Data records
::::
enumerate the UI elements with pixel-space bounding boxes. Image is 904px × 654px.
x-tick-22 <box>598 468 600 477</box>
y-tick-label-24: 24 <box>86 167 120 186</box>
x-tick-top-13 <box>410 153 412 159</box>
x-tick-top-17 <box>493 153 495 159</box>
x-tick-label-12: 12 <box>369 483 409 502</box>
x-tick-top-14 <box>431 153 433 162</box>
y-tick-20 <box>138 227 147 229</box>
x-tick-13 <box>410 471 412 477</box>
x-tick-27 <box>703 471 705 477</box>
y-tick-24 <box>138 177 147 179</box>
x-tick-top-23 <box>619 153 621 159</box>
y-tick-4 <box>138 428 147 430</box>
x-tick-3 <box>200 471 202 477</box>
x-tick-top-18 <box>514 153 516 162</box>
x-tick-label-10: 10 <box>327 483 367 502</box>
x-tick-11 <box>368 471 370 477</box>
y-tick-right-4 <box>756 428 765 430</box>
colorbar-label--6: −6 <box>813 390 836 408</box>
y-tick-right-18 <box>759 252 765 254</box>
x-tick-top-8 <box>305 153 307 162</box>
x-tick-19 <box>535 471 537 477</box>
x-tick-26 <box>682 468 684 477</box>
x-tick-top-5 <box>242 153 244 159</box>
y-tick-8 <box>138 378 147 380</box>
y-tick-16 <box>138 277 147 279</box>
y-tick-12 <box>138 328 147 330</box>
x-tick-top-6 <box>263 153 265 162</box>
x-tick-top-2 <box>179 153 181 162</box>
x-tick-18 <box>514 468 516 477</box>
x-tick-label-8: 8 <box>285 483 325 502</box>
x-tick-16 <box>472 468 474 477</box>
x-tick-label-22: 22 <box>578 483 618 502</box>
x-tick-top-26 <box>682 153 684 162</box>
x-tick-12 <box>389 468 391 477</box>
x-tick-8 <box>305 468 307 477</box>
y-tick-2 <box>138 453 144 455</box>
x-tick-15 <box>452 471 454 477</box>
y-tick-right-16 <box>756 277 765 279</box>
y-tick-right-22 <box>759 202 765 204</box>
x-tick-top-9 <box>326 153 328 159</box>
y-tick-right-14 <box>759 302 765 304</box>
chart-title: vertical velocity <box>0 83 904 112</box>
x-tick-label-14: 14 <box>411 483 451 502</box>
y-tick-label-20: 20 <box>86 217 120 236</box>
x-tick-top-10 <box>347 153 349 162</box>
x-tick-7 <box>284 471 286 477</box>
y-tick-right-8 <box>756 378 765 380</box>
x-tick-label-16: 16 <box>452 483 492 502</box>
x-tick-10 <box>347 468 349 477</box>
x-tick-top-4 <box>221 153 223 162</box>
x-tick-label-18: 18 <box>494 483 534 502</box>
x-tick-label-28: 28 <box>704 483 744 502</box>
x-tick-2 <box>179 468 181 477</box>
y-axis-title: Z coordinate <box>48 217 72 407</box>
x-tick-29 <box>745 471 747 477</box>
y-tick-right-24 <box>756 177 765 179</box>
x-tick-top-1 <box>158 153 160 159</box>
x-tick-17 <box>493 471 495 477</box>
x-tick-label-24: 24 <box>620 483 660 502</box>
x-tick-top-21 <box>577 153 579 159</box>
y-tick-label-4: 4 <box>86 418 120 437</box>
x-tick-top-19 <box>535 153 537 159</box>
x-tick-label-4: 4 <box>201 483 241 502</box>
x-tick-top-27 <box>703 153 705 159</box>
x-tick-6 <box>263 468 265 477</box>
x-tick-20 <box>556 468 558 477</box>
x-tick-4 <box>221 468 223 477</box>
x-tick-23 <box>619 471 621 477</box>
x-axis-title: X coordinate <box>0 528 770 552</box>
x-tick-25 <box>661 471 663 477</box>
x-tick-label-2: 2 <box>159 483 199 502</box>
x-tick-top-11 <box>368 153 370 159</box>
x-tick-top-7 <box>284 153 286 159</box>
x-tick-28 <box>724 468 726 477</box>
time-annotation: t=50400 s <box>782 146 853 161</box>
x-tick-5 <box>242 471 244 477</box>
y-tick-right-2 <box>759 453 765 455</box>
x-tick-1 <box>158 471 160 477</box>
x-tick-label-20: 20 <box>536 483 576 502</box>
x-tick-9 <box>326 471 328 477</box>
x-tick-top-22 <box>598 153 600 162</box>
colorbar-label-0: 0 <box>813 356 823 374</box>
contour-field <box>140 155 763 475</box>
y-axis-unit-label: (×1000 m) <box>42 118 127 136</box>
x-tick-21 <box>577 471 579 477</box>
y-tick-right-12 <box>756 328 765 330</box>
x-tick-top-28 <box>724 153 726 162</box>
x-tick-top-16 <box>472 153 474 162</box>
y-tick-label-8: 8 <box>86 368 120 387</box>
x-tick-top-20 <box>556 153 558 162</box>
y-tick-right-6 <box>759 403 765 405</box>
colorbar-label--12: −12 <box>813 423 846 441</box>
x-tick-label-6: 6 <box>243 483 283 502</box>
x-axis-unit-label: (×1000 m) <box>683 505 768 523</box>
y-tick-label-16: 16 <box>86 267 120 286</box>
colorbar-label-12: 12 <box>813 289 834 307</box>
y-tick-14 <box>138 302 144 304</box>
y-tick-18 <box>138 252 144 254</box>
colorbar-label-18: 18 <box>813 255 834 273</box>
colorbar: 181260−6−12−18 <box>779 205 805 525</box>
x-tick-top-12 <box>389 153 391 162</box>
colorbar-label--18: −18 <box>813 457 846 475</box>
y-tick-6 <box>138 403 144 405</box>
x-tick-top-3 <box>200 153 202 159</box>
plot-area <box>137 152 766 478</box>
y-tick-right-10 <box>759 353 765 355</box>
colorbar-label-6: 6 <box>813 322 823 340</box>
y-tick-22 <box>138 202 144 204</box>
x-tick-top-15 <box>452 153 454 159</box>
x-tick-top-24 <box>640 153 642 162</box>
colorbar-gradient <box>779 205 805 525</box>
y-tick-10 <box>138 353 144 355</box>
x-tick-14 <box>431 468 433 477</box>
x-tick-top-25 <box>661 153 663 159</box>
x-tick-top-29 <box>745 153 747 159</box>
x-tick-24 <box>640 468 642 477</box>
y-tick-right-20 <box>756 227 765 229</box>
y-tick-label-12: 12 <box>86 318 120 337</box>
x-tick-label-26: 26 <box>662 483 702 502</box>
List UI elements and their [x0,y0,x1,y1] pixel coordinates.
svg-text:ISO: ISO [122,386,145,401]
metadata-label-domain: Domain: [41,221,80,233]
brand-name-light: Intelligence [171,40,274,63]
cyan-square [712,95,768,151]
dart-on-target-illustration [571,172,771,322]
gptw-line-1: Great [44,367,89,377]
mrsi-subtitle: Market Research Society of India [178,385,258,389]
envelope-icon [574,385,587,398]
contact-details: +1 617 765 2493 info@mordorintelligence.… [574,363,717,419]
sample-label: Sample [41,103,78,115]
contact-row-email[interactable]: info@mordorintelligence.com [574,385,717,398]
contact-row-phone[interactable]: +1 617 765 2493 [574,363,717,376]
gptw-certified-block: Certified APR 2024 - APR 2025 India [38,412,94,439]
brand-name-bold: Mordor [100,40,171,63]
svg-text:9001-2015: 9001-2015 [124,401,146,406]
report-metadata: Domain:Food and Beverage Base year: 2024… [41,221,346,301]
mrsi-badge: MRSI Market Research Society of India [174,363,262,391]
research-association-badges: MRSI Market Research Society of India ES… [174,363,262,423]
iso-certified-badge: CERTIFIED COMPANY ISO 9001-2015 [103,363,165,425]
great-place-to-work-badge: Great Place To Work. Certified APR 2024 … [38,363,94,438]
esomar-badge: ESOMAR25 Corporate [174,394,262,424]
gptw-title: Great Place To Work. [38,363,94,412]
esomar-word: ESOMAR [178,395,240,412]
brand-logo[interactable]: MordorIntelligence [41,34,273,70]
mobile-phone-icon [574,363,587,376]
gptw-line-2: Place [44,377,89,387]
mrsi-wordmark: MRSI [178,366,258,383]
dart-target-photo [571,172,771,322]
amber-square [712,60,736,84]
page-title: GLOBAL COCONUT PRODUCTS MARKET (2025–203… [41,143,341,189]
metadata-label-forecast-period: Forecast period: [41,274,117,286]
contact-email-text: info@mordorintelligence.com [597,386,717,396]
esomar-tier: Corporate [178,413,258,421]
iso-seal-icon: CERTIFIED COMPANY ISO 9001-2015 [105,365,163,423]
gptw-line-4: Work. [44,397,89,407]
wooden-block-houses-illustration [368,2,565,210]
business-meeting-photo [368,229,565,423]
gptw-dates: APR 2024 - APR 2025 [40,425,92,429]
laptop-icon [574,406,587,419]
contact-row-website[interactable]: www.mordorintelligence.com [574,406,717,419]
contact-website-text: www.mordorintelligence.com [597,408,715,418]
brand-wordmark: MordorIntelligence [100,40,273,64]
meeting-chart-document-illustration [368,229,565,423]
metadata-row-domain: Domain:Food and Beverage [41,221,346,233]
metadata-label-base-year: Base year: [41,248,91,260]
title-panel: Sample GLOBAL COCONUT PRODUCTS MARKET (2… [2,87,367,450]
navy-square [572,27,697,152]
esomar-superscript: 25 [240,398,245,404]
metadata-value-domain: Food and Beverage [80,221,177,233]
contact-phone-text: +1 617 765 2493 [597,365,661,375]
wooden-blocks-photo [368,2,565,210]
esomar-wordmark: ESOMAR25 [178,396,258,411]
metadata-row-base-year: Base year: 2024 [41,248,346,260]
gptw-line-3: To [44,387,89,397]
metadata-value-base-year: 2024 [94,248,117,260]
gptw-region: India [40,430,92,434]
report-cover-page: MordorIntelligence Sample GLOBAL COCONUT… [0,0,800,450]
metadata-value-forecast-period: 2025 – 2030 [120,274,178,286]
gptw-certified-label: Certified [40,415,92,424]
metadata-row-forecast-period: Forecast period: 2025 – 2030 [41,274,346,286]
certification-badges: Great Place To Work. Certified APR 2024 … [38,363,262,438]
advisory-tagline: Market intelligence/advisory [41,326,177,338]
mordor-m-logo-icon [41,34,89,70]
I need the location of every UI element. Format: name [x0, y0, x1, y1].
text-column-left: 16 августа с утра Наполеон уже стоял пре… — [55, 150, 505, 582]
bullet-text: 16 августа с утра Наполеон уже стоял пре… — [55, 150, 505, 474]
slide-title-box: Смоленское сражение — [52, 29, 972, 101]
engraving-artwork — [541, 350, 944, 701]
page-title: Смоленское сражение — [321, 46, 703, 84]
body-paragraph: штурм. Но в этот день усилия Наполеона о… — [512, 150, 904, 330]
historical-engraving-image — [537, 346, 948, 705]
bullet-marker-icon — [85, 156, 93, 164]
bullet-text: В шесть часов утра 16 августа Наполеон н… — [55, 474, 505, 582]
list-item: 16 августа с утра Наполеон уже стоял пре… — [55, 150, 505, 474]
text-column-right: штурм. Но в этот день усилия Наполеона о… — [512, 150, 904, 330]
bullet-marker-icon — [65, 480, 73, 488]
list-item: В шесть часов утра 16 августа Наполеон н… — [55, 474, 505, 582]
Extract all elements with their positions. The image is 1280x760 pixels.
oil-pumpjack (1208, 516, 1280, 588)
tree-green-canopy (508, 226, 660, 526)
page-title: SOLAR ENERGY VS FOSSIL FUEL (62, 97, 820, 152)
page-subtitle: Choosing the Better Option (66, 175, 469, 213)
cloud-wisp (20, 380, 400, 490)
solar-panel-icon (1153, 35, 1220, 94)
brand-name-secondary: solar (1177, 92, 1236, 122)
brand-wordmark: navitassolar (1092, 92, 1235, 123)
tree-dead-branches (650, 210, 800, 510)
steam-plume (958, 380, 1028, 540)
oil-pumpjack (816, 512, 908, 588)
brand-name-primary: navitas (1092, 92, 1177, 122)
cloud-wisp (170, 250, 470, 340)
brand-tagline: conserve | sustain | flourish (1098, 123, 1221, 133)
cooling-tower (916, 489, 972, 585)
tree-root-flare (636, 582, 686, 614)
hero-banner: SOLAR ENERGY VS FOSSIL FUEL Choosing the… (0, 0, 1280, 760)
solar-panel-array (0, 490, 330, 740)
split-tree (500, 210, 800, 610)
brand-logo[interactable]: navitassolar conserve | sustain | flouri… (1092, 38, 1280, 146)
::::
Aim of the exercise → Please rewrite everything in the records above, from the first line down to the line containing "x-tick-label-28: 28 <box>704", as a JSON list of strings with one string per line and blank lines left out.

Exercise solution →
[
  "enumerate the UI elements with pixel-space bounding boxes. Image is 904px × 654px.",
  "x-tick-22 <box>598 468 600 477</box>",
  "y-tick-label-24: 24 <box>86 167 120 186</box>",
  "x-tick-top-13 <box>410 153 412 159</box>",
  "x-tick-top-17 <box>493 153 495 159</box>",
  "x-tick-label-12: 12 <box>369 483 409 502</box>",
  "x-tick-top-14 <box>431 153 433 162</box>",
  "y-tick-20 <box>138 227 147 229</box>",
  "x-tick-13 <box>410 471 412 477</box>",
  "x-tick-27 <box>703 471 705 477</box>",
  "y-tick-24 <box>138 177 147 179</box>",
  "x-tick-top-23 <box>619 153 621 159</box>",
  "y-tick-4 <box>138 428 147 430</box>",
  "x-tick-3 <box>200 471 202 477</box>",
  "x-tick-top-18 <box>514 153 516 162</box>",
  "x-tick-label-10: 10 <box>327 483 367 502</box>",
  "x-tick-11 <box>368 471 370 477</box>",
  "y-tick-right-4 <box>756 428 765 430</box>",
  "colorbar-label--6: −6 <box>813 390 836 408</box>",
  "y-tick-right-18 <box>759 252 765 254</box>",
  "x-tick-top-8 <box>305 153 307 162</box>",
  "x-tick-19 <box>535 471 537 477</box>",
  "x-tick-26 <box>682 468 684 477</box>",
  "x-tick-top-5 <box>242 153 244 159</box>",
  "y-tick-8 <box>138 378 147 380</box>",
  "y-tick-16 <box>138 277 147 279</box>",
  "y-tick-12 <box>138 328 147 330</box>",
  "x-tick-top-6 <box>263 153 265 162</box>",
  "x-tick-top-2 <box>179 153 181 162</box>",
  "x-tick-18 <box>514 468 516 477</box>",
  "x-tick-label-8: 8 <box>285 483 325 502</box>",
  "x-tick-16 <box>472 468 474 477</box>",
  "x-tick-label-22: 22 <box>578 483 618 502</box>",
  "x-tick-top-26 <box>682 153 684 162</box>",
  "x-tick-12 <box>389 468 391 477</box>",
  "x-tick-8 <box>305 468 307 477</box>",
  "y-tick-2 <box>138 453 144 455</box>",
  "x-tick-15 <box>452 471 454 477</box>",
  "y-tick-right-16 <box>756 277 765 279</box>",
  "y-tick-right-22 <box>759 202 765 204</box>",
  "x-tick-top-9 <box>326 153 328 159</box>",
  "y-tick-right-14 <box>759 302 765 304</box>",
  "chart-title: vertical velocity <box>0 83 904 112</box>",
  "x-tick-label-14: 14 <box>411 483 451 502</box>",
  "y-tick-label-20: 20 <box>86 217 120 236</box>",
  "x-tick-top-10 <box>347 153 349 162</box>",
  "x-tick-7 <box>284 471 286 477</box>",
  "y-tick-right-8 <box>756 378 765 380</box>",
  "x-tick-label-16: 16 <box>452 483 492 502</box>",
  "x-tick-10 <box>347 468 349 477</box>",
  "x-tick-top-4 <box>221 153 223 162</box>",
  "x-tick-label-18: 18 <box>494 483 534 502</box>",
  "x-tick-label-28: 28 <box>704 483 744 502</box>"
]